**SET PROBLEM**
Below are some records; reproduce every one of them exactly.

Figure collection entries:
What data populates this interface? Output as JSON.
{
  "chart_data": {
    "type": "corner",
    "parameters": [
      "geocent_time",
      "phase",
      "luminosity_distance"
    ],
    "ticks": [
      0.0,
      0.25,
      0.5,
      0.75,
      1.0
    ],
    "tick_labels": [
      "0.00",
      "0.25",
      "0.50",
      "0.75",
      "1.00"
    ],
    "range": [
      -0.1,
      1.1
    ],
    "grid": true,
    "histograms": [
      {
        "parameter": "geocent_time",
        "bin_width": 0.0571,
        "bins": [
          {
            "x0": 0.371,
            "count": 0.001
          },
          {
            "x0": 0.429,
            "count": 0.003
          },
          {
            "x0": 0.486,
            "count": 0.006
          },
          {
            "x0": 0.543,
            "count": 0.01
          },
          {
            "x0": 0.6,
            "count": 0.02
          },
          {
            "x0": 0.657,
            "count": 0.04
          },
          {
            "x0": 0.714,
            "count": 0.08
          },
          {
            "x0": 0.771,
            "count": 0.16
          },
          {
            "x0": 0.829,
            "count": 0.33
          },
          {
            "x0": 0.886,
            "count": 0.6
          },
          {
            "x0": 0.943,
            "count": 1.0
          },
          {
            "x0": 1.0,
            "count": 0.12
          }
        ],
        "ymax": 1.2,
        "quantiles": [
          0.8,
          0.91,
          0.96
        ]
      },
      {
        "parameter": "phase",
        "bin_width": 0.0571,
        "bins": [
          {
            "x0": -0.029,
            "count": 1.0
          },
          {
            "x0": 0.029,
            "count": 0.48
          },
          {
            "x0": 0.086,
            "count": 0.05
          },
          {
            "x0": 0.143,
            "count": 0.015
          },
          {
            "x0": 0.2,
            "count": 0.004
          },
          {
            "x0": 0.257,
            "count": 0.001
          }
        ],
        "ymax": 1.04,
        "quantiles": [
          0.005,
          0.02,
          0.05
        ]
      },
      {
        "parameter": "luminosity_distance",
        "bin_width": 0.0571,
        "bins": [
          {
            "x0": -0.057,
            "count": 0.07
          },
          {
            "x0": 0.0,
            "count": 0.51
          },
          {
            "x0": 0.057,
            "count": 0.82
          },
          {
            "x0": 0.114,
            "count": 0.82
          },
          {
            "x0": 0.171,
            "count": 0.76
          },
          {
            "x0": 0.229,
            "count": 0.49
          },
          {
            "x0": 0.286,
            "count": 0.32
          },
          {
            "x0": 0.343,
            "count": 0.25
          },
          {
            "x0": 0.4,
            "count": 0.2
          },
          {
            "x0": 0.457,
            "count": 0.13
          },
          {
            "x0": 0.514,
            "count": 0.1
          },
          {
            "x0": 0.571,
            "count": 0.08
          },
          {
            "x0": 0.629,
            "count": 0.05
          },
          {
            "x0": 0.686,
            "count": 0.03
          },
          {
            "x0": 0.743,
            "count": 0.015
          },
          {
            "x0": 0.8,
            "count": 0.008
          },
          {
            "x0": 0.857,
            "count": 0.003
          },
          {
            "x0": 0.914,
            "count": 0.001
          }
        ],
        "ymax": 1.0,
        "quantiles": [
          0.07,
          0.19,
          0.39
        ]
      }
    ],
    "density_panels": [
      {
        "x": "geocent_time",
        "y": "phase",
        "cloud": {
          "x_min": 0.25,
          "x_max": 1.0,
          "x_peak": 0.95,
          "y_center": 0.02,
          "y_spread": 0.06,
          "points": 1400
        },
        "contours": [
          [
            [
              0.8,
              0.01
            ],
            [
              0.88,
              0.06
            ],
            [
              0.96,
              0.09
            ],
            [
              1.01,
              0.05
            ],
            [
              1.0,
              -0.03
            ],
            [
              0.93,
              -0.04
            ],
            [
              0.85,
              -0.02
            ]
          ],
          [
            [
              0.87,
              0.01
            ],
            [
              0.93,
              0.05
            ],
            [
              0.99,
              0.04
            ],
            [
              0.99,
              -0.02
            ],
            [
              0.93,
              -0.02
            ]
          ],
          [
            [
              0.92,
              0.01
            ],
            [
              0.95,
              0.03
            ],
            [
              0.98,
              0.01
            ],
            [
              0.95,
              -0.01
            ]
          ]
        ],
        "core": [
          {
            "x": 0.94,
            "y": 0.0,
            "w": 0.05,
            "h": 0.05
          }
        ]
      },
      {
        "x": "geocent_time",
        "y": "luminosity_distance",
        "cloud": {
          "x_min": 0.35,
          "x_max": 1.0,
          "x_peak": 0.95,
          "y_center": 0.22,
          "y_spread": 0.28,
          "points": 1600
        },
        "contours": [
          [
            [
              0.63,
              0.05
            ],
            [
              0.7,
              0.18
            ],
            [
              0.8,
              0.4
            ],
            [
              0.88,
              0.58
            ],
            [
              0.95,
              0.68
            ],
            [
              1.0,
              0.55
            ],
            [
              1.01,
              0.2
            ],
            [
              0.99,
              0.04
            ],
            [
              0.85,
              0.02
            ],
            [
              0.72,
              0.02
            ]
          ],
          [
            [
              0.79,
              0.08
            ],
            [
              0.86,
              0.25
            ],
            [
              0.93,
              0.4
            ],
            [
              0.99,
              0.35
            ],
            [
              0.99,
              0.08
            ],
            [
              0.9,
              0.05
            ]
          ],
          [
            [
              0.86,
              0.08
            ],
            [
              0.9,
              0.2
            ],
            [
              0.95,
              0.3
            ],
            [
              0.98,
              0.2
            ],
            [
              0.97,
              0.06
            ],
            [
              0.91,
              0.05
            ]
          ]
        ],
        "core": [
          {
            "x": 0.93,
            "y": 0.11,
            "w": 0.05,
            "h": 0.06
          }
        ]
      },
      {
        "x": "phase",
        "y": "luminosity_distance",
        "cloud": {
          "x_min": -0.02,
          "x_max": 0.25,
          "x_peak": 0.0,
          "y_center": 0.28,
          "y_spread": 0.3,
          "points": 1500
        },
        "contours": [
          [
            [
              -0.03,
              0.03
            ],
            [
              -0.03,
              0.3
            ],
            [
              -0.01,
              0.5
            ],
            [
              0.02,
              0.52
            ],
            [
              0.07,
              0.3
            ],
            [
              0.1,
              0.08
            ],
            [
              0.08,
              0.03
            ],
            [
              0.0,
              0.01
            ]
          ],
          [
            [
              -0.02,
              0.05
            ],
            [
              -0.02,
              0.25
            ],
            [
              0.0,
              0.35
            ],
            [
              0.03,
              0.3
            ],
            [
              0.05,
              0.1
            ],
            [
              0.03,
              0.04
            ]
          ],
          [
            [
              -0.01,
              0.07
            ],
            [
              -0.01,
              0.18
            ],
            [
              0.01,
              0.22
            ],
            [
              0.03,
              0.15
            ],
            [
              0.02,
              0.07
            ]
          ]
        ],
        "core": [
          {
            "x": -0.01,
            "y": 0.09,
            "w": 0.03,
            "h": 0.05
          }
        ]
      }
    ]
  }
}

**TASK RESPONSE**
What data populates this interface? Output as JSON.
{
  "chart_data": {
    "type": "corner",
    "parameters": [
      "geocent_time",
      "phase",
      "luminosity_distance"
    ],
    "ticks": [
      0.0,
      0.25,
      0.5,
      0.75,
      1.0
    ],
    "tick_labels": [
      "0.00",
      "0.25",
      "0.50",
      "0.75",
      "1.00"
    ],
    "range": [
      -0.1,
      1.1
    ],
    "grid": true,
    "histograms": [
      {
        "parameter": "geocent_time",
        "bin_width": 0.0571,
        "bins": [
          {
            "x0": 0.371,
            "count": 0.001
          },
          {
            "x0": 0.429,
            "count": 0.003
          },
          {
            "x0": 0.486,
            "count": 0.006
          },
          {
            "x0": 0.543,
            "count": 0.01
          },
          {
            "x0": 0.6,
            "count": 0.02
          },
          {
            "x0": 0.657,
            "count": 0.04
          },
          {
            "x0": 0.714,
            "count": 0.08
          },
          {
            "x0": 0.771,
            "count": 0.16
          },
          {
            "x0": 0.829,
            "count": 0.33
          },
          {
            "x0": 0.886,
            "count": 0.6
          },
          {
            "x0": 0.943,
            "count": 1.0
          },
          {
            "x0": 1.0,
            "count": 0.12
          }
        ],
        "ymax": 1.2,
        "quantiles": [
          0.8,
          0.91,
          0.96
        ]
      },
      {
        "parameter": "phase",
        "bin_width": 0.0571,
        "bins": [
          {
            "x0": -0.029,
            "count": 1.0
          },
          {
            "x0": 0.029,
            "count": 0.48
          },
          {
            "x0": 0.086,
            "count": 0.05
          },
          {
            "x0": 0.143,
            "count": 0.015
          },
          {
            "x0": 0.2,
            "count": 0.004
          },
          {
            "x0": 0.257,
            "count": 0.001
          }
        ],
        "ymax": 1.04,
        "quantiles": [
          0.005,
          0.02,
          0.05
        ]
      },
      {
        "parameter": "luminosity_distance",
        "bin_width": 0.0571,
        "bins": [
          {
            "x0": -0.057,
            "count": 0.07
          },
          {
            "x0": 0.0,
            "count": 0.51
          },
          {
            "x0": 0.057,
            "count": 0.82
          },
          {
            "x0": 0.114,
            "count": 0.82
          },
          {
            "x0": 0.171,
            "count": 0.76
          },
          {
            "x0": 0.229,
            "count": 0.49
          },
          {
            "x0": 0.286,
            "count": 0.32
          },
          {
            "x0": 0.343,
            "count": 0.25
          },
          {
            "x0": 0.4,
            "count": 0.2
          },
          {
            "x0": 0.457,
            "count": 0.13
          },
          {
            "x0": 0.514,
            "count": 0.1
          },
          {
            "x0": 0.571,
            "count": 0.08
          },
          {
            "x0": 0.629,
            "count": 0.05
          },
          {
            "x0": 0.686,
            "count": 0.03
          },
          {
            "x0": 0.743,
            "count": 0.015
          },
          {
            "x0": 0.8,
            "count": 0.008
          },
          {
            "x0": 0.857,
            "count": 0.003
          },
          {
            "x0": 0.914,
            "count": 0.001
          }
        ],
        "ymax": 1.0,
        "quantiles": [
          0.07,
          0.19,
          0.39
        ]
      }
    ],
    "density_panels": [
      {
        "x": "geocent_time",
        "y": "phase",
        "cloud": {
          "x_min": 0.25,
          "x_max": 1.0,
          "x_peak": 0.95,
          "y_center": 0.02,
          "y_spread": 0.06,
          "points": 1400
        },
        "contours": [
          [
            [
              0.8,
              0.01
            ],
            [
              0.88,
              0.06
            ],
            [
              0.96,
              0.09
            ],
            [
              1.01,
              0.05
            ],
            [
              1.0,
              -0.03
            ],
            [
              0.93,
              -0.04
            ],
            [
              0.85,
              -0.02
            ]
          ],
          [
            [
              0.87,
              0.01
            ],
            [
              0.93,
              0.05
            ],
            [
              0.99,
              0.04
            ],
            [
              0.99,
              -0.02
            ],
            [
              0.93,
              -0.02
            ]
          ],
          [
            [
              0.92,
              0.01
            ],
            [
              0.95,
              0.03
            ],
            [
              0.98,
              0.01
            ],
            [
              0.95,
              -0.01
            ]
          ]
        ],
        "core": [
          {
            "x": 0.94,
            "y": 0.0,
            "w": 0.05,
            "h": 0.05
          }
        ]
      },
      {
        "x": "geocent_time",
        "y": "luminosity_distance",
        "cloud": {
          "x_min": 0.35,
          "x_max": 1.0,
          "x_peak": 0.95,
          "y_center": 0.22,
          "y_spread": 0.28,
          "points": 1600
        },
        "contours": [
          [
            [
              0.63,
              0.05
            ],
            [
              0.7,
              0.18
            ],
            [
              0.8,
              0.4
            ],
            [
              0.88,
              0.58
            ],
            [
              0.95,
              0.68
            ],
            [
              1.0,
              0.55
            ],
            [
              1.01,
              0.2
            ],
            [
              0.99,
              0.04
            ],
            [
              0.85,
              0.02
            ],
            [
              0.72,
              0.02
            ]
          ],
          [
            [
              0.79,
              0.08
            ],
            [
              0.86,
              0.25
            ],
            [
              0.93,
              0.4
            ],
            [
              0.99,
              0.35
            ],
            [
              0.99,
              0.08
            ],
            [
              0.9,
              0.05
            ]
          ],
          [
            [
              0.86,
              0.08
            ],
            [
              0.9,
              0.2
            ],
            [
              0.95,
              0.3
            ],
            [
              0.98,
              0.2
            ],
            [
              0.97,
              0.06
            ],
            [
              0.91,
              0.05
            ]
          ]
        ],
        "core": [
          {
            "x": 0.93,
            "y": 0.11,
            "w": 0.05,
            "h": 0.06
          }
        ]
      },
      {
        "x": "phase",
        "y": "luminosity_distance",
        "cloud": {
          "x_min": -0.02,
          "x_max": 0.25,
          "x_peak": 0.0,
          "y_center": 0.28,
          "y_spread": 0.3,
          "points": 1500
        },
        "contours": [
          [
            [
              -0.03,
              0.03
            ],
            [
              -0.03,
              0.3
            ],
            [
              -0.01,
              0.5
            ],
            [
              0.02,
              0.52
            ],
            [
              0.07,
              0.3
            ],
            [
              0.1,
              0.08
            ],
            [
              0.08,
              0.03
            ],
            [
              0.0,
              0.01
            ]
          ],
          [
            [
              -0.02,
              0.05
            ],
            [
              -0.02,
              0.25
            ],
            [
              0.0,
              0.35
            ],
            [
              0.03,
              0.3
            ],
            [
              0.05,
              0.1
            ],
            [
              0.03,
              0.04
            ]
          ],
          [
            [
              -0.01,
              0.07
            ],
            [
              -0.01,
              0.18
            ],
            [
              0.01,
              0.22
            ],
            [
              0.03,
              0.15
            ],
            [
              0.02,
              0.07
            ]
          ]
        ],
        "core": [
          {
            "x": -0.01,
            "y": 0.09,
            "w": 0.03,
            "h": 0.05
          }
        ]
      }
    ]
  }
}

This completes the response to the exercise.